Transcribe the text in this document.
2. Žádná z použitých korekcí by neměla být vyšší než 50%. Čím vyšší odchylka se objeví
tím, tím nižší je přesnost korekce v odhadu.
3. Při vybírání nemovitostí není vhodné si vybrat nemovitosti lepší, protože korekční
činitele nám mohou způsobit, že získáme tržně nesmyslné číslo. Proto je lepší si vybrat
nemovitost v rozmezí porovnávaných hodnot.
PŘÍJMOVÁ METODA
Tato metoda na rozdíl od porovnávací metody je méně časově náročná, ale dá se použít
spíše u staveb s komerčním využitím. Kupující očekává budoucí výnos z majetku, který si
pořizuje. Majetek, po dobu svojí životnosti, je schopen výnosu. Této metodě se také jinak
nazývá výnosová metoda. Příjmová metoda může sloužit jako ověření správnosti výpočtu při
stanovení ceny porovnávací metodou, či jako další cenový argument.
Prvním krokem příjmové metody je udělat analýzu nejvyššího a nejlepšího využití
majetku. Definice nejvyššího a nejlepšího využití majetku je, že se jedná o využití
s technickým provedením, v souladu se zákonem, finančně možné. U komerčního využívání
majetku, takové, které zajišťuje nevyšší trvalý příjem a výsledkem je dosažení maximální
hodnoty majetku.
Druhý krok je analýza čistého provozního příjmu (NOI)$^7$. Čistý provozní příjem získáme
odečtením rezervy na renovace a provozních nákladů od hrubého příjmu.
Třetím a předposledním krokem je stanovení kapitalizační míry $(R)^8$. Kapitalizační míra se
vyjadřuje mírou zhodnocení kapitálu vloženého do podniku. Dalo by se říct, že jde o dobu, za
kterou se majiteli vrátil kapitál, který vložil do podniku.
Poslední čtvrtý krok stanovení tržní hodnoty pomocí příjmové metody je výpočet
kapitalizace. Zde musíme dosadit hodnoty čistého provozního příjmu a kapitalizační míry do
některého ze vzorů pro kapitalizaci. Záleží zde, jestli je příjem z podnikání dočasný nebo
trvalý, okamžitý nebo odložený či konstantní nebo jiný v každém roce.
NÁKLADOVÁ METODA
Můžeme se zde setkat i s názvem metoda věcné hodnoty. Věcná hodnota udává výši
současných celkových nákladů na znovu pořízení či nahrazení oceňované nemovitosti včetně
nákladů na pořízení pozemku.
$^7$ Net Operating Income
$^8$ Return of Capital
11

-------

• _Exercise goal_:
Only lines with "porovnávací" are wanted here; list each of them.

• _Response to the exercise_:
Tato metoda na rozdíl od porovnávací metody je méně časově náročná, ale dá se použít
stanovení ceny porovnávací metodou, či jako další cenový argument.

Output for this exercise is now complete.